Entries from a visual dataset
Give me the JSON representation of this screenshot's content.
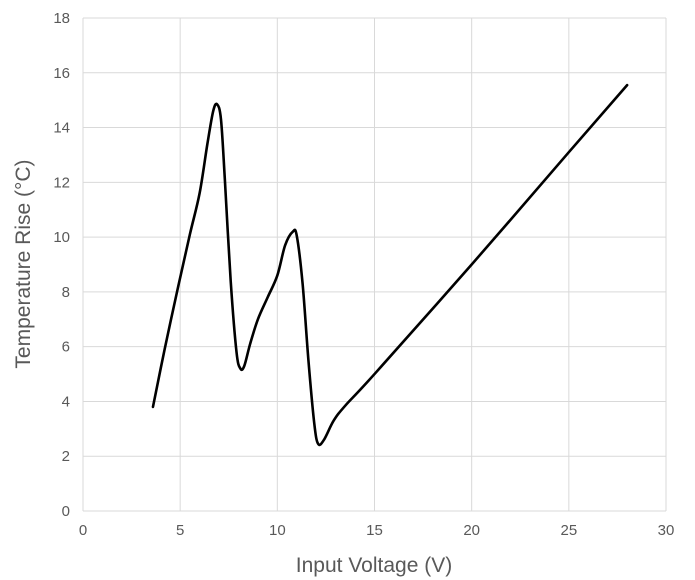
{
  "chart_data": {
    "type": "line",
    "title": "",
    "xlabel": "Input Voltage (V)",
    "ylabel": "Temperature Rise (°C)",
    "xlim": [
      0,
      30
    ],
    "ylim": [
      0,
      18
    ],
    "x_ticks": [
      0,
      5,
      10,
      15,
      20,
      25,
      30
    ],
    "y_ticks": [
      0,
      2,
      4,
      6,
      8,
      10,
      12,
      14,
      16,
      18
    ],
    "grid": true,
    "legend": "none",
    "series": [
      {
        "color": "#000000",
        "points": [
          [
            3.6,
            3.8
          ],
          [
            4.2,
            5.9
          ],
          [
            4.9,
            8.2
          ],
          [
            5.5,
            10.1
          ],
          [
            6.0,
            11.6
          ],
          [
            6.4,
            13.4
          ],
          [
            6.7,
            14.6
          ],
          [
            6.9,
            14.85
          ],
          [
            7.1,
            14.3
          ],
          [
            7.3,
            12.1
          ],
          [
            7.6,
            8.4
          ],
          [
            7.9,
            5.8
          ],
          [
            8.1,
            5.2
          ],
          [
            8.3,
            5.3
          ],
          [
            8.6,
            6.1
          ],
          [
            9.0,
            7.0
          ],
          [
            9.5,
            7.8
          ],
          [
            10.0,
            8.6
          ],
          [
            10.4,
            9.7
          ],
          [
            10.8,
            10.2
          ],
          [
            11.0,
            10.05
          ],
          [
            11.3,
            8.3
          ],
          [
            11.6,
            5.5
          ],
          [
            11.9,
            3.2
          ],
          [
            12.1,
            2.45
          ],
          [
            12.4,
            2.6
          ],
          [
            12.9,
            3.3
          ],
          [
            13.5,
            3.85
          ],
          [
            15.0,
            5.0
          ],
          [
            20.0,
            9.0
          ],
          [
            25.0,
            13.1
          ],
          [
            28.0,
            15.55
          ]
        ]
      }
    ]
  }
}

▸ **Aim**:
Copy the records above exactly, leaving out every picture.

▸ **Solution for this exercise**:
Give me the JSON representation of this screenshot's content.
{
  "chart_data": {
    "type": "line",
    "title": "",
    "xlabel": "Input Voltage (V)",
    "ylabel": "Temperature Rise (°C)",
    "xlim": [
      0,
      30
    ],
    "ylim": [
      0,
      18
    ],
    "x_ticks": [
      0,
      5,
      10,
      15,
      20,
      25,
      30
    ],
    "y_ticks": [
      0,
      2,
      4,
      6,
      8,
      10,
      12,
      14,
      16,
      18
    ],
    "grid": true,
    "legend": "none",
    "series": [
      {
        "color": "#000000",
        "points": [
          [
            3.6,
            3.8
          ],
          [
            4.2,
            5.9
          ],
          [
            4.9,
            8.2
          ],
          [
            5.5,
            10.1
          ],
          [
            6.0,
            11.6
          ],
          [
            6.4,
            13.4
          ],
          [
            6.7,
            14.6
          ],
          [
            6.9,
            14.85
          ],
          [
            7.1,
            14.3
          ],
          [
            7.3,
            12.1
          ],
          [
            7.6,
            8.4
          ],
          [
            7.9,
            5.8
          ],
          [
            8.1,
            5.2
          ],
          [
            8.3,
            5.3
          ],
          [
            8.6,
            6.1
          ],
          [
            9.0,
            7.0
          ],
          [
            9.5,
            7.8
          ],
          [
            10.0,
            8.6
          ],
          [
            10.4,
            9.7
          ],
          [
            10.8,
            10.2
          ],
          [
            11.0,
            10.05
          ],
          [
            11.3,
            8.3
          ],
          [
            11.6,
            5.5
          ],
          [
            11.9,
            3.2
          ],
          [
            12.1,
            2.45
          ],
          [
            12.4,
            2.6
          ],
          [
            12.9,
            3.3
          ],
          [
            13.5,
            3.85
          ],
          [
            15.0,
            5.0
          ],
          [
            20.0,
            9.0
          ],
          [
            25.0,
            13.1
          ],
          [
            28.0,
            15.55
          ]
        ]
      }
    ]
  }
}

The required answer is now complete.